### Письменное задание a
Приведите повторно без каких-либо изменений строки записей, начиная с первой строки записей и заканчивая строкой с «sparkles-icon <box>379 861 411 891</box>» включительно.

### Фрагмент текста
• • • • • • •
Статья 3-я – функции судебного делопроизводства в уголовных делах, предписанные законами, должен исполнять секретарь-архивариус палаты пэров. Себе в помощь он имеет право назначить клерка, который должен принести присягу.
Статья 4-я – когда палата завершит подготовительные мероприятия к судебному процессу, она должна оповестить об этом королевских комиссаров, которые составят обвинительный акт.
Статья 5-я – этот обвинительный акт будет представлен палате пэров, которая вынесет, если потребуется, решение об аресте и назначит день открытия дебатов.
Статья 6-я – обвинительный акт, постановление об аресте и список свидетелей должен быть оглашен перед обвиняемым судебным исполнителем палаты пэров. Он также должен предоставить обвиняемому копию процедуры.
Статья 7-я – дебаты будут открытыми для общества. В день, назначенный палатой пэров, обвиняемый появится в зале в сопровождении своего адвоката.
Статья 8-я – Порядок допроса свидетелей, дебаты, приговор и его исполнение – все должно сопровождаться согласно Уголовному кодексу.
Между тем, если палата пэров решит огласить приговор в отсутствие обвиняемого, в зале должны остаться его адвокаты, которые и выслушают приговор. Если это произойдет, до обвиняемого донесет решение суда секретарь-архивариус палаты»17.
16 ноября Шарль де Ремюза писал своей матери: «Мы здесь очень заняты процессом над Неем. Речь премьер-министра очаровала мадам де Ш***... Следует полагать, что обвиняемый будет казнен, когда вы получите это письмо. Кажется, ему отрубят голову. Все это ужасно и величественно»17. Правда, говоря о реакции женщин, Шарль пишет, что незначительные дамы, «подняв свои голубые глаза к небу, скажут: «Какое приятное удовлетворение!»18.
• • • • • • •
### Извлечённые записи
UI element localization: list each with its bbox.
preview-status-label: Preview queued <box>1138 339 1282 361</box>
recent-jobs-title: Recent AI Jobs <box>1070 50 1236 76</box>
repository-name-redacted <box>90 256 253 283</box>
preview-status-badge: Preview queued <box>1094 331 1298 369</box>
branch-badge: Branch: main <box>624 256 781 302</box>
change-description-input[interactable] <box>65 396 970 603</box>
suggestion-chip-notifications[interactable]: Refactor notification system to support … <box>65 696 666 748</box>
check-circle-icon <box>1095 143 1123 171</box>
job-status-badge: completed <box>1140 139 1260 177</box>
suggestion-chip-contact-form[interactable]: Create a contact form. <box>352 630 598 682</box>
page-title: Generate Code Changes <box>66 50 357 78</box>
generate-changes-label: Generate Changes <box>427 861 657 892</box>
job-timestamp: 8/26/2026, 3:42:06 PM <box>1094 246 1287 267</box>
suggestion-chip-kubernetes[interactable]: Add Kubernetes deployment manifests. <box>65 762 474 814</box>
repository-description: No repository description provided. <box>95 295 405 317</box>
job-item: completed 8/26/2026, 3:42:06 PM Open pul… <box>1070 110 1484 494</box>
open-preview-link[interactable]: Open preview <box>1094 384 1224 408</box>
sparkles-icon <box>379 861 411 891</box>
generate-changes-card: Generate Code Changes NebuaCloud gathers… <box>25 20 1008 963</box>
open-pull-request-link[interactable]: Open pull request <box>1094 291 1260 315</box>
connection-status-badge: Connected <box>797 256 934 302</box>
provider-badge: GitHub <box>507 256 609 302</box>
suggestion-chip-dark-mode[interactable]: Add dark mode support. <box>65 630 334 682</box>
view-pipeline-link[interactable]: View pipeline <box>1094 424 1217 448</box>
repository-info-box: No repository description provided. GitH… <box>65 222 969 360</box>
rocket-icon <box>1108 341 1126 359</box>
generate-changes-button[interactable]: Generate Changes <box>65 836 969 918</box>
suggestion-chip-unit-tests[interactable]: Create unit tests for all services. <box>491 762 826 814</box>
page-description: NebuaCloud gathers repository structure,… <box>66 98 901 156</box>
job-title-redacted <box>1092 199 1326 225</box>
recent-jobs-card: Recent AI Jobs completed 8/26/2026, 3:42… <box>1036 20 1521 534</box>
• • • • • • •
### Письменное задание b
Перепишите дословно часть фрагмента о суде палаты пэров от «Статья 3-я –» до «должен принести присягу.».

### Результат a
UI element localization: list each with its bbox.
preview-status-label: Preview queued <box>1138 339 1282 361</box>
recent-jobs-title: Recent AI Jobs <box>1070 50 1236 76</box>
repository-name-redacted <box>90 256 253 283</box>
preview-status-badge: Preview queued <box>1094 331 1298 369</box>
branch-badge: Branch: main <box>624 256 781 302</box>
change-description-input[interactable] <box>65 396 970 603</box>
suggestion-chip-notifications[interactable]: Refactor notification system to support … <box>65 696 666 748</box>
check-circle-icon <box>1095 143 1123 171</box>
job-status-badge: completed <box>1140 139 1260 177</box>
suggestion-chip-contact-form[interactable]: Create a contact form. <box>352 630 598 682</box>
page-title: Generate Code Changes <box>66 50 357 78</box>
generate-changes-label: Generate Changes <box>427 861 657 892</box>
job-timestamp: 8/26/2026, 3:42:06 PM <box>1094 246 1287 267</box>
suggestion-chip-kubernetes[interactable]: Add Kubernetes deployment manifests. <box>65 762 474 814</box>
repository-description: No repository description provided. <box>95 295 405 317</box>
job-item: completed 8/26/2026, 3:42:06 PM Open pul… <box>1070 110 1484 494</box>
open-preview-link[interactable]: Open preview <box>1094 384 1224 408</box>
sparkles-icon <box>379 861 411 891</box>

### Результат b
Статья 3-я – функции судебного делопроизводства в уголовных делах, предписанные законами, должен исполнять секретарь-архивариус палаты пэров. Себе в помощь он имеет право назначить клерка, который должен принести присягу.